GOAL — Take every line that has the string "including" and copy it out.

[Extracted data entries]

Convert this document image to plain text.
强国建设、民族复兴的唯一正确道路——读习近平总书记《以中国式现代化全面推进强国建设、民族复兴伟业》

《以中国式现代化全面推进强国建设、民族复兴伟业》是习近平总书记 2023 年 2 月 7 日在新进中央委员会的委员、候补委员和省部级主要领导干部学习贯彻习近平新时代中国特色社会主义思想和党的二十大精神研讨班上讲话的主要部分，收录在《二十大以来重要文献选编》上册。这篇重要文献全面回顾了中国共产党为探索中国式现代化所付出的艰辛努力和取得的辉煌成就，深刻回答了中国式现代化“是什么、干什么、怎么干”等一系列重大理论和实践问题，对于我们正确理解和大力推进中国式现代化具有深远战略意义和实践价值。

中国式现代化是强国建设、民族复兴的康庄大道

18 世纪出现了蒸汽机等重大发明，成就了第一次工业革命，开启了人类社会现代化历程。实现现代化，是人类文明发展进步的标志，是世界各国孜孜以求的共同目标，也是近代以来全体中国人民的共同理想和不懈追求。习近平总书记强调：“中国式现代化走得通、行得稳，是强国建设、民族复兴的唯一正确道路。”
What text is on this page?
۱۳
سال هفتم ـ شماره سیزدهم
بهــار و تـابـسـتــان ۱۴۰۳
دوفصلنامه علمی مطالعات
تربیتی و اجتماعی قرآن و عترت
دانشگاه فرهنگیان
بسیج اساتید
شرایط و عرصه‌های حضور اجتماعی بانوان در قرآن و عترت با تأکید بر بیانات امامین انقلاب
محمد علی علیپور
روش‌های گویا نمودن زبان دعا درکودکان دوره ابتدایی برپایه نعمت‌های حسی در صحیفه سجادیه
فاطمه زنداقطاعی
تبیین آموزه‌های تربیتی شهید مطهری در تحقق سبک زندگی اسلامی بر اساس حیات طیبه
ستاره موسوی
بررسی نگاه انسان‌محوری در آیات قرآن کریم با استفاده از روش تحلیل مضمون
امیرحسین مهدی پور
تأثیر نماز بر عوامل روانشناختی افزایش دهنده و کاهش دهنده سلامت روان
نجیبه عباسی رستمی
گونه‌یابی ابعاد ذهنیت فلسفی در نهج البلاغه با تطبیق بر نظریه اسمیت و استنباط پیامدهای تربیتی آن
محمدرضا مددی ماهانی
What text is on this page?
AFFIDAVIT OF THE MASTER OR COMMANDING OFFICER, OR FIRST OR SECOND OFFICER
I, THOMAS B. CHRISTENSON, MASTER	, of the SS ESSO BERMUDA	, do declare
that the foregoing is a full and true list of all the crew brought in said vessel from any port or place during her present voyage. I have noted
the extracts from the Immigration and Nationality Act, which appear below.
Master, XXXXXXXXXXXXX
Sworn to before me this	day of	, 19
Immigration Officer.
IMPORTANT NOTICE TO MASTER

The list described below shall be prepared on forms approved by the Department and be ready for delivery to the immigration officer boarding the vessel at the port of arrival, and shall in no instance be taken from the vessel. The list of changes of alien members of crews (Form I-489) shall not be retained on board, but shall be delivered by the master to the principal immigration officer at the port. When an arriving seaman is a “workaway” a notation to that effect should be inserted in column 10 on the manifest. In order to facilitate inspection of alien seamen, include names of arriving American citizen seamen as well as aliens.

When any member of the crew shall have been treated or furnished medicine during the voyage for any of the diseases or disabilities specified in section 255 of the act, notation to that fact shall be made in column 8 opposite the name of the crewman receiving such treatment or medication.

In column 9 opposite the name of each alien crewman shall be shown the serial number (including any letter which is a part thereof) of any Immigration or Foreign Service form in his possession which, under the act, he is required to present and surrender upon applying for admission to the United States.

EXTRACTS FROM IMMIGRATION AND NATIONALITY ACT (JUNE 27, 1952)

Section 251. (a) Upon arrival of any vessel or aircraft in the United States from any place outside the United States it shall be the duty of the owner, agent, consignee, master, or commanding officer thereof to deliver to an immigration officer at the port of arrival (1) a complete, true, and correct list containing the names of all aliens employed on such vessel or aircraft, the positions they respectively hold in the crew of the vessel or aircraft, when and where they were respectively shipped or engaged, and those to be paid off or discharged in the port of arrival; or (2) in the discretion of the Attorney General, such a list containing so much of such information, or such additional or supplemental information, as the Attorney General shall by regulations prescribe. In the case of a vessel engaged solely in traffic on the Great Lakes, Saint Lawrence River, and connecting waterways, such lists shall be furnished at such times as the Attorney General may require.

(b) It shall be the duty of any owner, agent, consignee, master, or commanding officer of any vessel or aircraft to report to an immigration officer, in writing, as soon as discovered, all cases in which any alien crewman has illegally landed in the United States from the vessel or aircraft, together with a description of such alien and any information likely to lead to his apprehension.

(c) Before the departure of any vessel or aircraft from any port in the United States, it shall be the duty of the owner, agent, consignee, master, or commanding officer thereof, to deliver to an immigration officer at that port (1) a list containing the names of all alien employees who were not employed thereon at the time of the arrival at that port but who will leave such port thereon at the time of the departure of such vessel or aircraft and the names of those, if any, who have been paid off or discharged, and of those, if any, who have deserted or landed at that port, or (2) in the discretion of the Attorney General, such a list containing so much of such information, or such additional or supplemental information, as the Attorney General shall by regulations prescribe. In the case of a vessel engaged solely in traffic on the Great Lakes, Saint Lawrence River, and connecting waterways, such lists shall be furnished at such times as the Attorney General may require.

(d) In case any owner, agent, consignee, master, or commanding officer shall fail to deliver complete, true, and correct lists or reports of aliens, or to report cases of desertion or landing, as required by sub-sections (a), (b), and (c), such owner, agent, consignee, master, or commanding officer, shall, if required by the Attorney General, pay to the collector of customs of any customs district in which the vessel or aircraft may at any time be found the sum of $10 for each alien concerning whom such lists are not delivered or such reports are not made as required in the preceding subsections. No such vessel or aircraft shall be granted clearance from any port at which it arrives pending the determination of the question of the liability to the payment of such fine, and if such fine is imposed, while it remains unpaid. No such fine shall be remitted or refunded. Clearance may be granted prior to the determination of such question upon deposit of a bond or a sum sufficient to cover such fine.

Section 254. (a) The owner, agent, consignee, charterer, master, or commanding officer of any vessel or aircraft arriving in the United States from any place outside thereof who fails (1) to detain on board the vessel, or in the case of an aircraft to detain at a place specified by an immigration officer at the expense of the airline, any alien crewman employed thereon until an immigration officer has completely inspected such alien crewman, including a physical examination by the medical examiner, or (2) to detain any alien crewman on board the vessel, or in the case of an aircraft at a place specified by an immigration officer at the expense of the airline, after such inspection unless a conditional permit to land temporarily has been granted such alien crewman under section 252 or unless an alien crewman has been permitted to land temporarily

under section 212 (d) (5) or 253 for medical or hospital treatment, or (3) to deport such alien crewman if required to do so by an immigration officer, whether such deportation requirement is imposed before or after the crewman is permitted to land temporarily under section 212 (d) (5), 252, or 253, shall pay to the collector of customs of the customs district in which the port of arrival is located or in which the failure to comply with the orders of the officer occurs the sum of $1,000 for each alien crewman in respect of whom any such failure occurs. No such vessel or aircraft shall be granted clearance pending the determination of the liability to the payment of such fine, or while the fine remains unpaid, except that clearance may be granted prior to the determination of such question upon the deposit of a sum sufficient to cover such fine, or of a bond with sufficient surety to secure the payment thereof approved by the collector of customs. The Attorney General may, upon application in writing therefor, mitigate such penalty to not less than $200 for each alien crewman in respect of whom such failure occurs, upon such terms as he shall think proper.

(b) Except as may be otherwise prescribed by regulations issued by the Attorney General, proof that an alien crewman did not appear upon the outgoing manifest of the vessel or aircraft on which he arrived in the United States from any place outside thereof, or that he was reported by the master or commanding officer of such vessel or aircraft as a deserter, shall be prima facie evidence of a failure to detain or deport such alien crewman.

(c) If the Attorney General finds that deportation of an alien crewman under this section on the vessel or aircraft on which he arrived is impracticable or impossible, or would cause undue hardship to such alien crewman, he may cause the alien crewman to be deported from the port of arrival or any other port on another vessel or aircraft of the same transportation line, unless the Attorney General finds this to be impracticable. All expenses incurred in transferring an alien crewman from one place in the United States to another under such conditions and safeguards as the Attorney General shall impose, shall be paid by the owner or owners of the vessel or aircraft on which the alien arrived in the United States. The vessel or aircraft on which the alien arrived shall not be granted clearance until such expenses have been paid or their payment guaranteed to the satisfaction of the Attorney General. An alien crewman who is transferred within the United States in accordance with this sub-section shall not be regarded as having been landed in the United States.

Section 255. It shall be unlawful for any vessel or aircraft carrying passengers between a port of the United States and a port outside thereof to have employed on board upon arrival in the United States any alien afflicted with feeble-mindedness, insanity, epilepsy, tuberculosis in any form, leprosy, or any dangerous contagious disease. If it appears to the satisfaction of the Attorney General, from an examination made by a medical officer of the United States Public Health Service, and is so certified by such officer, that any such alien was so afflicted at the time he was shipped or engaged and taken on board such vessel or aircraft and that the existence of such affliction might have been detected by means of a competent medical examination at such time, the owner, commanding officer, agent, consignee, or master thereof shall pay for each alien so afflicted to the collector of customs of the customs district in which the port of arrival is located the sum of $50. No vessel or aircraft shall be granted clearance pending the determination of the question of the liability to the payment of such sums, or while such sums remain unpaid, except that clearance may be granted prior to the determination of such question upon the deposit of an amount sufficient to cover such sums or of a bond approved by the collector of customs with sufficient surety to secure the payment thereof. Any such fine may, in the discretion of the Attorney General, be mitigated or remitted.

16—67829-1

SOLUTION FOR THIS TASK —
In column 9 opposite the name of each alien crewman shall be shown the serial number (including any letter which is a part thereof) of any Immigration or Foreign Service form in his possession which, under the act, he is required to present and surrender upon applying for admission to the United States.
Section 254. (a) The owner, agent, consignee, charterer, master, or commanding officer of any vessel or aircraft arriving in the United States from any place outside thereof who fails (1) to detain on board the vessel, or in the case of an aircraft to detain at a place specified by an immigration officer at the expense of the airline, any alien crewman employed thereon until an immigration officer has completely inspected such alien crewman, including a physical examination by the medical examiner, or (2) to detain any alien crewman on board the vessel, or in the case of an aircraft at a place specified by an immigration officer at the expense of the airline, after such inspection unless a conditional permit to land temporarily has been granted such alien crewman under section 252 or unless an alien crewman has been permitted to land temporarily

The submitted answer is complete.